_The request_: Write every record out again exactly, and keep images out of it.

_Provided records_:
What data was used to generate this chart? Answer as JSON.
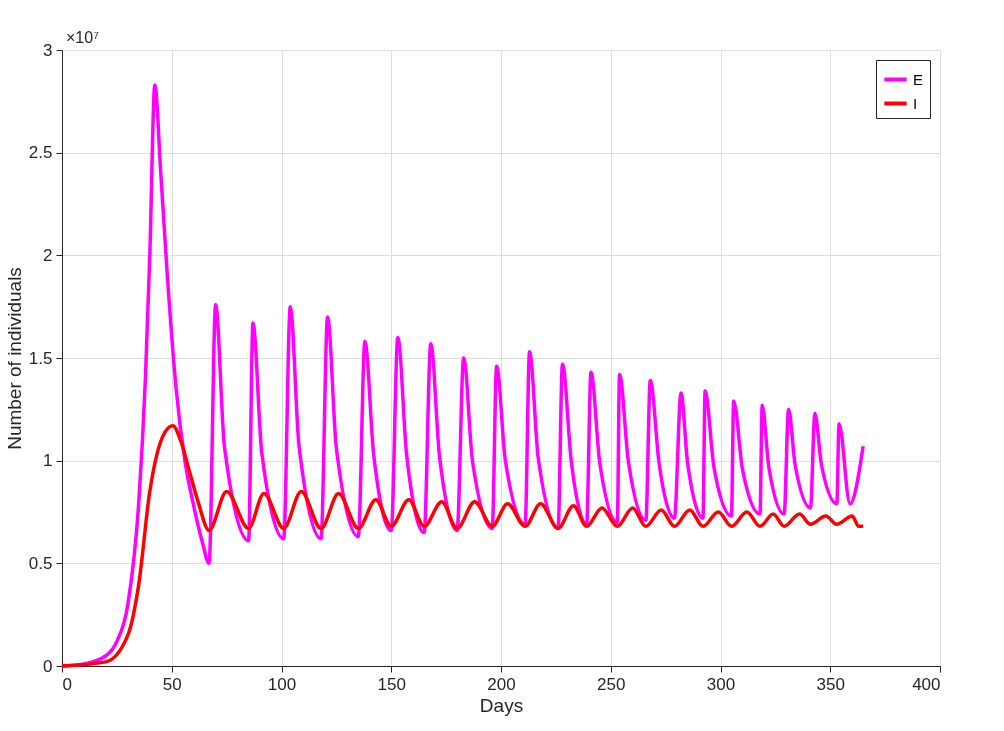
{
  "chart_data": {
    "type": "line",
    "xlabel": "Days",
    "ylabel": "Number of individuals",
    "annotations": [
      "×10⁷"
    ],
    "xlim": [
      0,
      400
    ],
    "xticks": [
      0,
      50,
      100,
      150,
      200,
      250,
      300,
      350,
      400
    ],
    "ylim": [
      0,
      3
    ],
    "yticks": [
      0,
      0.5,
      1,
      1.5,
      2,
      2.5,
      3
    ],
    "grid": true,
    "legend": "top right",
    "marker": "none",
    "line_style": "solid",
    "series": [
      {
        "name": "E",
        "color": "#ff00ff",
        "x": [
          0,
          10,
          20,
          25,
          30,
          35,
          38,
          40,
          42.3,
          45,
          48,
          52,
          56,
          60,
          64,
          67,
          70,
          74,
          85,
          87,
          91,
          101,
          104,
          108,
          118,
          121,
          125,
          135,
          138,
          142,
          150,
          153,
          157,
          165,
          168,
          172,
          180,
          183,
          187,
          196,
          198,
          202,
          211,
          213,
          217,
          226,
          228,
          232,
          239,
          241,
          245,
          253,
          254,
          258,
          266,
          268,
          272,
          279,
          282,
          285,
          292,
          293,
          297,
          305,
          306,
          310,
          318,
          319,
          322,
          329,
          331,
          334,
          341,
          343,
          346,
          353,
          354,
          359,
          365
        ],
        "values": [
          0,
          0.01,
          0.05,
          0.12,
          0.3,
          0.8,
          1.4,
          2.0,
          2.83,
          2.4,
          1.9,
          1.35,
          1.0,
          0.78,
          0.6,
          0.5,
          1.76,
          1.07,
          0.61,
          1.67,
          1.04,
          0.62,
          1.75,
          1.07,
          0.62,
          1.7,
          1.06,
          0.63,
          1.58,
          1.03,
          0.66,
          1.6,
          1.03,
          0.65,
          1.57,
          1.02,
          0.66,
          1.5,
          1.0,
          0.67,
          1.46,
          1.0,
          0.69,
          1.53,
          1.01,
          0.67,
          1.47,
          1.0,
          0.69,
          1.43,
          0.99,
          0.7,
          1.42,
          1.0,
          0.71,
          1.39,
          0.99,
          0.72,
          1.33,
          0.99,
          0.72,
          1.34,
          0.97,
          0.73,
          1.29,
          0.96,
          0.74,
          1.27,
          0.97,
          0.74,
          1.25,
          0.98,
          0.77,
          1.23,
          0.98,
          0.79,
          1.18,
          0.79,
          1.07
        ]
      },
      {
        "name": "I",
        "color": "#ff0000",
        "x": [
          0,
          20,
          30,
          35,
          40,
          43,
          47,
          50.5,
          54,
          58,
          62,
          67,
          75,
          85,
          92,
          101,
          109,
          118,
          126,
          135,
          143,
          150,
          158,
          165,
          173,
          180,
          188,
          196,
          203,
          211,
          218,
          226,
          233,
          239,
          246,
          253,
          260,
          266,
          273,
          279,
          286,
          292,
          299,
          305,
          312,
          318,
          324,
          329,
          336,
          341,
          348,
          353,
          360,
          363,
          365
        ],
        "values": [
          0,
          0.02,
          0.15,
          0.4,
          0.85,
          1.02,
          1.14,
          1.17,
          1.1,
          0.95,
          0.8,
          0.66,
          0.85,
          0.67,
          0.84,
          0.67,
          0.85,
          0.67,
          0.84,
          0.67,
          0.81,
          0.68,
          0.81,
          0.68,
          0.8,
          0.67,
          0.8,
          0.68,
          0.79,
          0.68,
          0.79,
          0.67,
          0.78,
          0.68,
          0.77,
          0.68,
          0.77,
          0.68,
          0.76,
          0.68,
          0.76,
          0.68,
          0.75,
          0.68,
          0.75,
          0.68,
          0.74,
          0.68,
          0.74,
          0.69,
          0.73,
          0.69,
          0.73,
          0.68,
          0.68
        ]
      }
    ]
  }
}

_Exercise answer_:
What data was used to generate this chart? Answer as JSON.
{
  "chart_data": {
    "type": "line",
    "xlabel": "Days",
    "ylabel": "Number of individuals",
    "annotations": [
      "×10⁷"
    ],
    "xlim": [
      0,
      400
    ],
    "xticks": [
      0,
      50,
      100,
      150,
      200,
      250,
      300,
      350,
      400
    ],
    "ylim": [
      0,
      3
    ],
    "yticks": [
      0,
      0.5,
      1,
      1.5,
      2,
      2.5,
      3
    ],
    "grid": true,
    "legend": "top right",
    "marker": "none",
    "line_style": "solid",
    "series": [
      {
        "name": "E",
        "color": "#ff00ff",
        "x": [
          0,
          10,
          20,
          25,
          30,
          35,
          38,
          40,
          42.3,
          45,
          48,
          52,
          56,
          60,
          64,
          67,
          70,
          74,
          85,
          87,
          91,
          101,
          104,
          108,
          118,
          121,
          125,
          135,
          138,
          142,
          150,
          153,
          157,
          165,
          168,
          172,
          180,
          183,
          187,
          196,
          198,
          202,
          211,
          213,
          217,
          226,
          228,
          232,
          239,
          241,
          245,
          253,
          254,
          258,
          266,
          268,
          272,
          279,
          282,
          285,
          292,
          293,
          297,
          305,
          306,
          310,
          318,
          319,
          322,
          329,
          331,
          334,
          341,
          343,
          346,
          353,
          354,
          359,
          365
        ],
        "values": [
          0,
          0.01,
          0.05,
          0.12,
          0.3,
          0.8,
          1.4,
          2.0,
          2.83,
          2.4,
          1.9,
          1.35,
          1.0,
          0.78,
          0.6,
          0.5,
          1.76,
          1.07,
          0.61,
          1.67,
          1.04,
          0.62,
          1.75,
          1.07,
          0.62,
          1.7,
          1.06,
          0.63,
          1.58,
          1.03,
          0.66,
          1.6,
          1.03,
          0.65,
          1.57,
          1.02,
          0.66,
          1.5,
          1.0,
          0.67,
          1.46,
          1.0,
          0.69,
          1.53,
          1.01,
          0.67,
          1.47,
          1.0,
          0.69,
          1.43,
          0.99,
          0.7,
          1.42,
          1.0,
          0.71,
          1.39,
          0.99,
          0.72,
          1.33,
          0.99,
          0.72,
          1.34,
          0.97,
          0.73,
          1.29,
          0.96,
          0.74,
          1.27,
          0.97,
          0.74,
          1.25,
          0.98,
          0.77,
          1.23,
          0.98,
          0.79,
          1.18,
          0.79,
          1.07
        ]
      },
      {
        "name": "I",
        "color": "#ff0000",
        "x": [
          0,
          20,
          30,
          35,
          40,
          43,
          47,
          50.5,
          54,
          58,
          62,
          67,
          75,
          85,
          92,
          101,
          109,
          118,
          126,
          135,
          143,
          150,
          158,
          165,
          173,
          180,
          188,
          196,
          203,
          211,
          218,
          226,
          233,
          239,
          246,
          253,
          260,
          266,
          273,
          279,
          286,
          292,
          299,
          305,
          312,
          318,
          324,
          329,
          336,
          341,
          348,
          353,
          360,
          363,
          365
        ],
        "values": [
          0,
          0.02,
          0.15,
          0.4,
          0.85,
          1.02,
          1.14,
          1.17,
          1.1,
          0.95,
          0.8,
          0.66,
          0.85,
          0.67,
          0.84,
          0.67,
          0.85,
          0.67,
          0.84,
          0.67,
          0.81,
          0.68,
          0.81,
          0.68,
          0.8,
          0.67,
          0.8,
          0.68,
          0.79,
          0.68,
          0.79,
          0.67,
          0.78,
          0.68,
          0.77,
          0.68,
          0.77,
          0.68,
          0.76,
          0.68,
          0.76,
          0.68,
          0.75,
          0.68,
          0.75,
          0.68,
          0.74,
          0.68,
          0.74,
          0.69,
          0.73,
          0.69,
          0.73,
          0.68,
          0.68
        ]
      }
    ]
  }
}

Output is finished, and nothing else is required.